-- BEGIN Data for this task --

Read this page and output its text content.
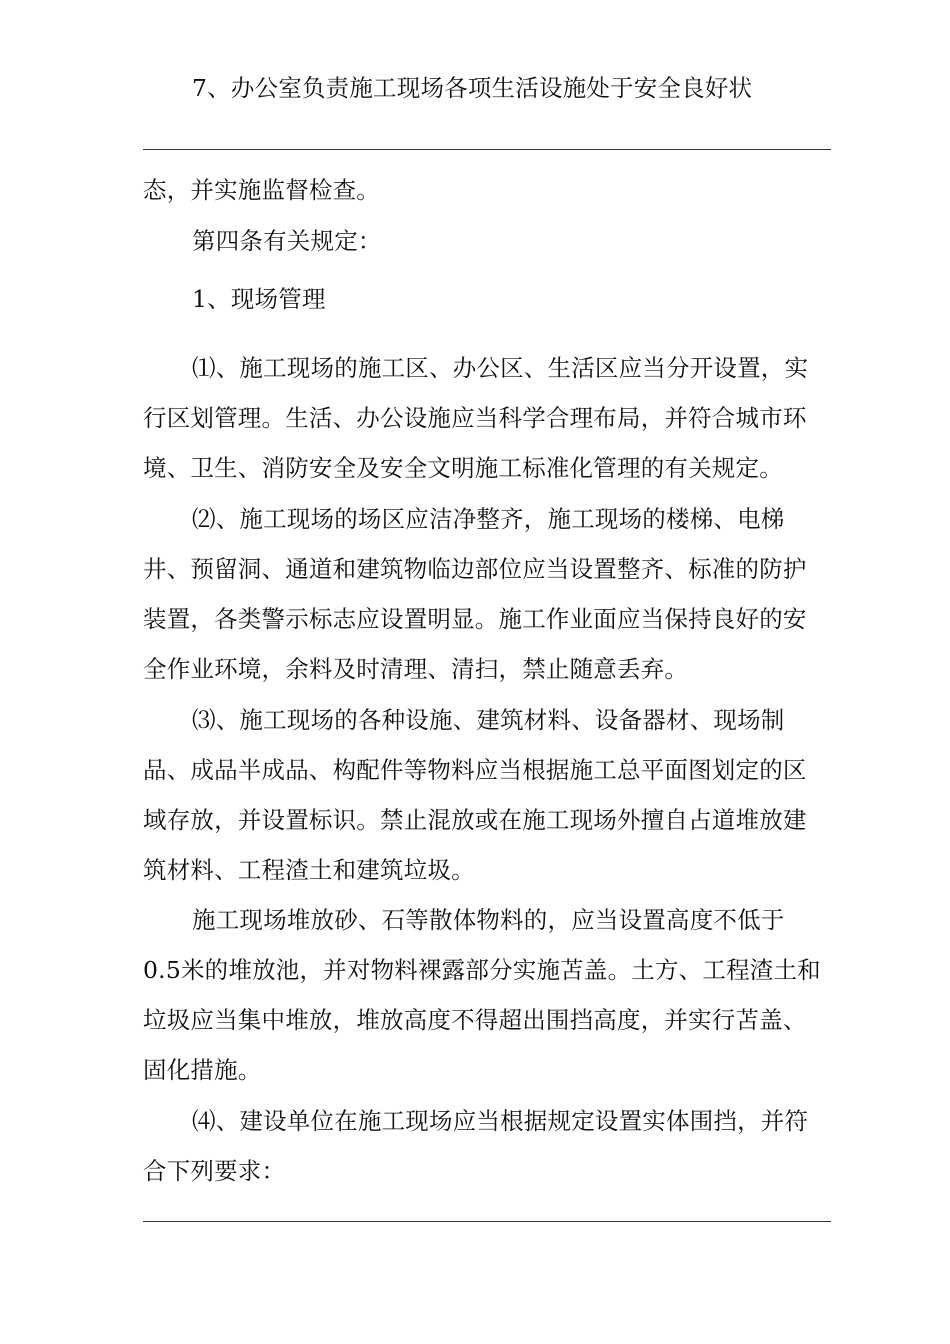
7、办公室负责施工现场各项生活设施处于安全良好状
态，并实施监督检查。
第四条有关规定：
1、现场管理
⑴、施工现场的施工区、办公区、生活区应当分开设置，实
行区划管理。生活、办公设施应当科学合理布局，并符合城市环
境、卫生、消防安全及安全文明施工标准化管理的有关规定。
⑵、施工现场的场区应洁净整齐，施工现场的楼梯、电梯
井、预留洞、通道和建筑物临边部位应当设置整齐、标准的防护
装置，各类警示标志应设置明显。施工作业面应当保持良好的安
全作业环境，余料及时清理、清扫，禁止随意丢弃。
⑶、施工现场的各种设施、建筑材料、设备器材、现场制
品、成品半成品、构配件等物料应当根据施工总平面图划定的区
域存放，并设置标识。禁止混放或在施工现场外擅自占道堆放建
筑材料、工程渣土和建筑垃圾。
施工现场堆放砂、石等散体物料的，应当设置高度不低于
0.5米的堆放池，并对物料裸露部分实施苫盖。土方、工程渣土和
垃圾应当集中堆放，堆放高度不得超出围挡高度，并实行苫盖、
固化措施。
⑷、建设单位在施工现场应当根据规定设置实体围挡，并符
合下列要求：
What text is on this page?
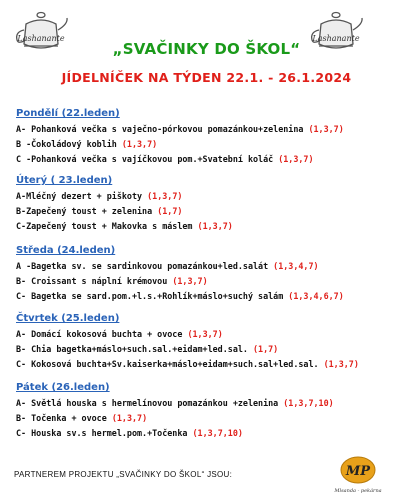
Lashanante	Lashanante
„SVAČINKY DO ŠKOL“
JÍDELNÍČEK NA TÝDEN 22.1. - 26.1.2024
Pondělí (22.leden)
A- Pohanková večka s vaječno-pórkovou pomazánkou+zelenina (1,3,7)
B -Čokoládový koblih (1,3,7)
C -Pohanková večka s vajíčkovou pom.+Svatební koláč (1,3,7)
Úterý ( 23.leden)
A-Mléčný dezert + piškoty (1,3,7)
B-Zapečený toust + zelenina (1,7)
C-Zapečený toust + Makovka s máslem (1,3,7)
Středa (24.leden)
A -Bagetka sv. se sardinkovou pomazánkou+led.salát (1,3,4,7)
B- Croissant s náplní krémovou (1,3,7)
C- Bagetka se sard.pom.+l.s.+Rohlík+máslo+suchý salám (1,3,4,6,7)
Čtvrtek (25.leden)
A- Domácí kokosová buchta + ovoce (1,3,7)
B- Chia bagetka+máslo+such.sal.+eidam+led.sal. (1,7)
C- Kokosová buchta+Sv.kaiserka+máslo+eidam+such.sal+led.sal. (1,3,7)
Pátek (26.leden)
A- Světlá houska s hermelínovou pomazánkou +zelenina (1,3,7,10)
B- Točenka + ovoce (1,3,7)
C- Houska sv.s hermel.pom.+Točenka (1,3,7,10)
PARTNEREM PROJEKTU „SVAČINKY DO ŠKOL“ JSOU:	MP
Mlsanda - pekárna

-- END Data for this task --
-- BEGIN Data for this task --

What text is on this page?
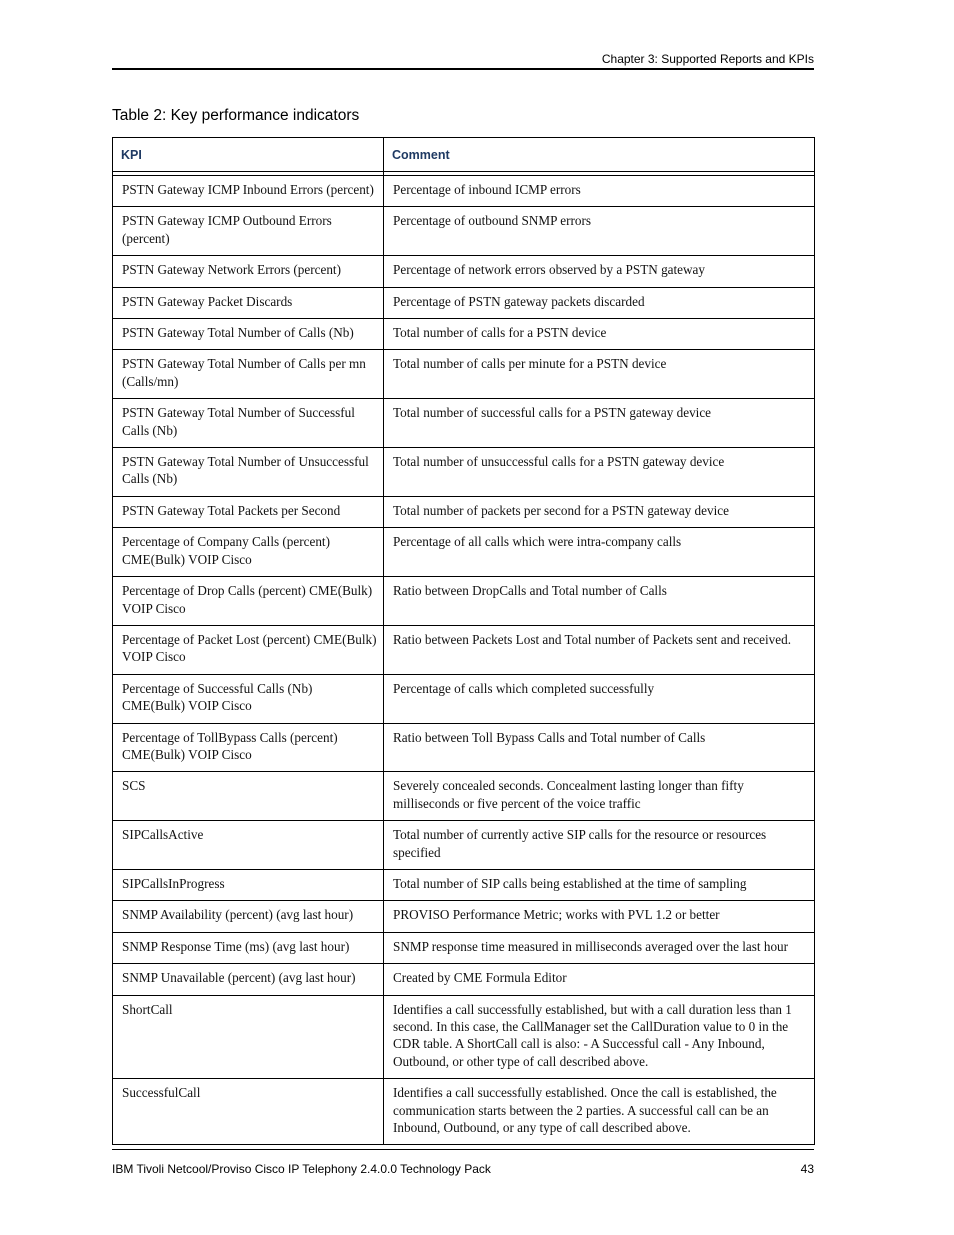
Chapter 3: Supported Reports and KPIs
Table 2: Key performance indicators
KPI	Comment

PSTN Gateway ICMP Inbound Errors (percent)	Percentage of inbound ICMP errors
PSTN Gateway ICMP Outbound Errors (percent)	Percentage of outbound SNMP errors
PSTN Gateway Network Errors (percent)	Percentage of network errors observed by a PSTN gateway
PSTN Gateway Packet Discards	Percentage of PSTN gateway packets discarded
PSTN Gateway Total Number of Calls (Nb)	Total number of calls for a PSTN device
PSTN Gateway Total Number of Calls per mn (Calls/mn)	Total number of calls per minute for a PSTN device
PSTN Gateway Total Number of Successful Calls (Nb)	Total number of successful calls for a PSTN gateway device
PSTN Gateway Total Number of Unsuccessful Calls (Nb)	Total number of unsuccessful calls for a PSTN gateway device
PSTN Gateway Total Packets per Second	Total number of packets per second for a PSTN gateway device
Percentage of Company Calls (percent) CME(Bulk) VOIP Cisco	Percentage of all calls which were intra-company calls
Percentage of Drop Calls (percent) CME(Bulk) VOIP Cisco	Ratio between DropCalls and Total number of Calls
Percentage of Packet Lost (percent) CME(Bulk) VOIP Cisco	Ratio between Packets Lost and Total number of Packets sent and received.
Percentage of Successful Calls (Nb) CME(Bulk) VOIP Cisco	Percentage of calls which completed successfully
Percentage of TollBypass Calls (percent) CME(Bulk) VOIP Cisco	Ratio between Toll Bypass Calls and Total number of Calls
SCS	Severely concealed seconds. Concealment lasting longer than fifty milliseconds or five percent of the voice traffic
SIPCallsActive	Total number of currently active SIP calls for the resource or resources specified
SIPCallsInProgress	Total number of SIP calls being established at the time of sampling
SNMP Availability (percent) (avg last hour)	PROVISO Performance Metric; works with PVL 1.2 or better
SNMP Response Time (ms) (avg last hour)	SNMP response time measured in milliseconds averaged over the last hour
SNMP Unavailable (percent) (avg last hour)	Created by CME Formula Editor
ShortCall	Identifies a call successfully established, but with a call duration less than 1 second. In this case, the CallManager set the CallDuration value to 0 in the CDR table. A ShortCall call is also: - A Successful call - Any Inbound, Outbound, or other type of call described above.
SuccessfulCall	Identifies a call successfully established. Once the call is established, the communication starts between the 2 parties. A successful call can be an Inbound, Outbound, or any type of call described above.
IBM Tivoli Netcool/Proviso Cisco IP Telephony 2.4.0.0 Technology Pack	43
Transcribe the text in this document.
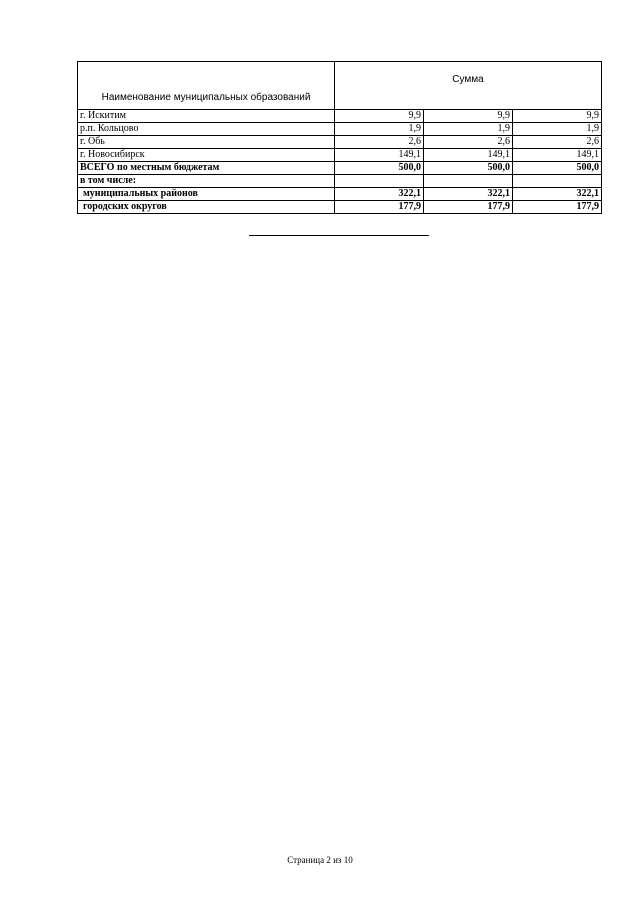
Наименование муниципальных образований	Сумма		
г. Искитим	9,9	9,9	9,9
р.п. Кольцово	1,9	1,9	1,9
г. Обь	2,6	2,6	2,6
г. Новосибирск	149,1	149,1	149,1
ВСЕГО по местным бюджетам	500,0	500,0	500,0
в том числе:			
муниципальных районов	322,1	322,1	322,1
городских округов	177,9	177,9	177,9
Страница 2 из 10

-- END Data for this task --
-- BEGIN Data for this task --

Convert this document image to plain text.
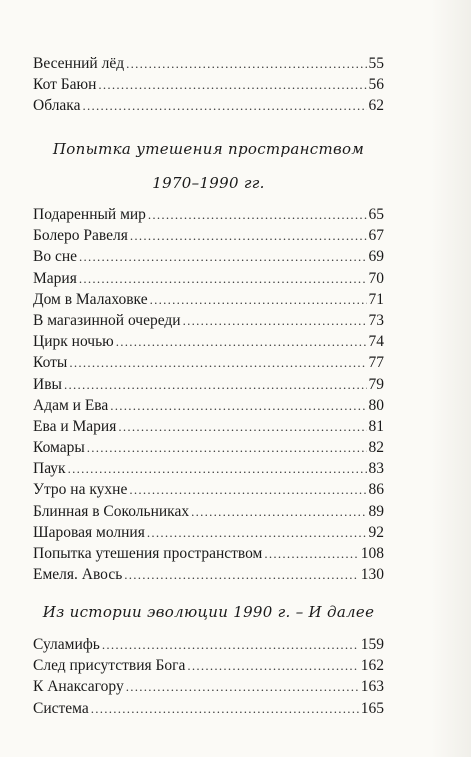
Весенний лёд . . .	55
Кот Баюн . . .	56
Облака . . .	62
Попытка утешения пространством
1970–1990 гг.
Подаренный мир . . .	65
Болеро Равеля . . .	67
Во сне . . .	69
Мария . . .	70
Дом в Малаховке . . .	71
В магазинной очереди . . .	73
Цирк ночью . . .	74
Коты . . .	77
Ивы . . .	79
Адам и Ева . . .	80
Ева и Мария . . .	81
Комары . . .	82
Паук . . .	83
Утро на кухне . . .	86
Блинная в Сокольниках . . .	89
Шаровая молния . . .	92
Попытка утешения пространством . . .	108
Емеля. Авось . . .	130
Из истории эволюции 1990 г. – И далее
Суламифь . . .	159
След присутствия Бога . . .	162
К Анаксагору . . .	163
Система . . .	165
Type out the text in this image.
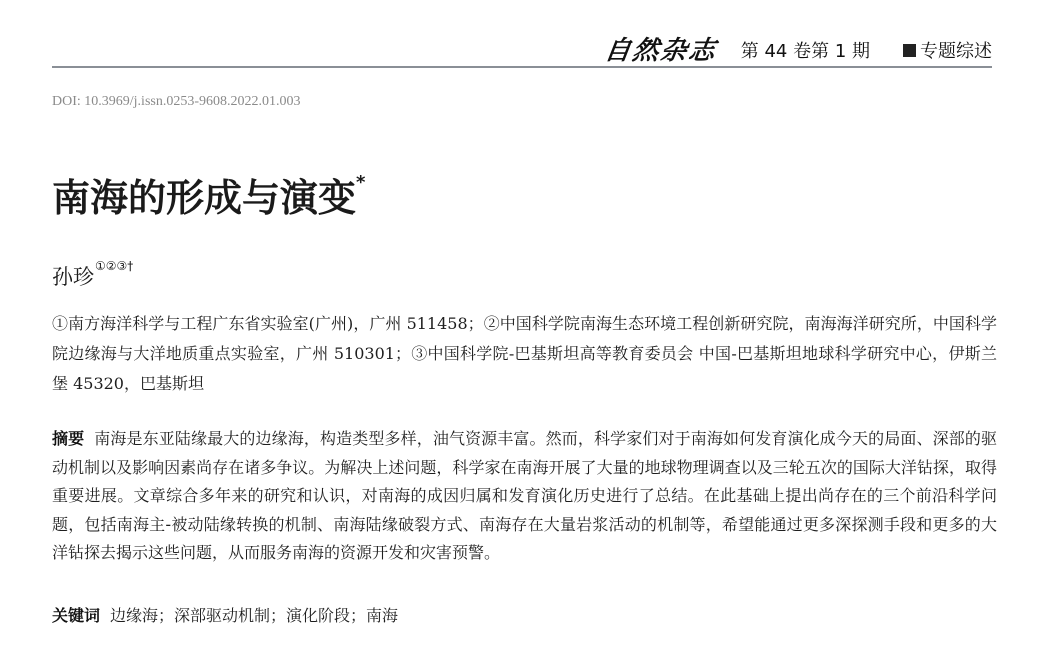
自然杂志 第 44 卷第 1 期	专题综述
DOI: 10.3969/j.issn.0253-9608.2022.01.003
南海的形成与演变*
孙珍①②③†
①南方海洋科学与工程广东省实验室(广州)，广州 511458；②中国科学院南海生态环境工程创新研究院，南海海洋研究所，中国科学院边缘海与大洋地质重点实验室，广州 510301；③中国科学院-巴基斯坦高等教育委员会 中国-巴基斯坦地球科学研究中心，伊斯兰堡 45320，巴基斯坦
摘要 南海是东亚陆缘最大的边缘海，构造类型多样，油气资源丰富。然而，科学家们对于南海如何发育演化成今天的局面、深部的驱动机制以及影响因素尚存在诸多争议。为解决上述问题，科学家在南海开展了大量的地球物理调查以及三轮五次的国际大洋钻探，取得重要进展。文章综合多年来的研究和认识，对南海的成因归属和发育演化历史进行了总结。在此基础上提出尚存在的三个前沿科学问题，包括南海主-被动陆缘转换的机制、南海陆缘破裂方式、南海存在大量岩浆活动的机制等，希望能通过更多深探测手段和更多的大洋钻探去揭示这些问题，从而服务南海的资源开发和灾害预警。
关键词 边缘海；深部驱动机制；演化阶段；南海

-- END Data for this task --

▸ **Direction**
Write out every line of the data that holds the word "pomazánkou".

▸ **Result for this task**
A- Pohanková večka s vaječno-pórkovou pomazánkou+zelenina (1,3,7)
A -Bagetka sv. se sardinkovou pomazánkou+led.salát (1,3,4,7)
A- Světlá houska s hermelínovou pomazánkou +zelenina (1,3,7,10)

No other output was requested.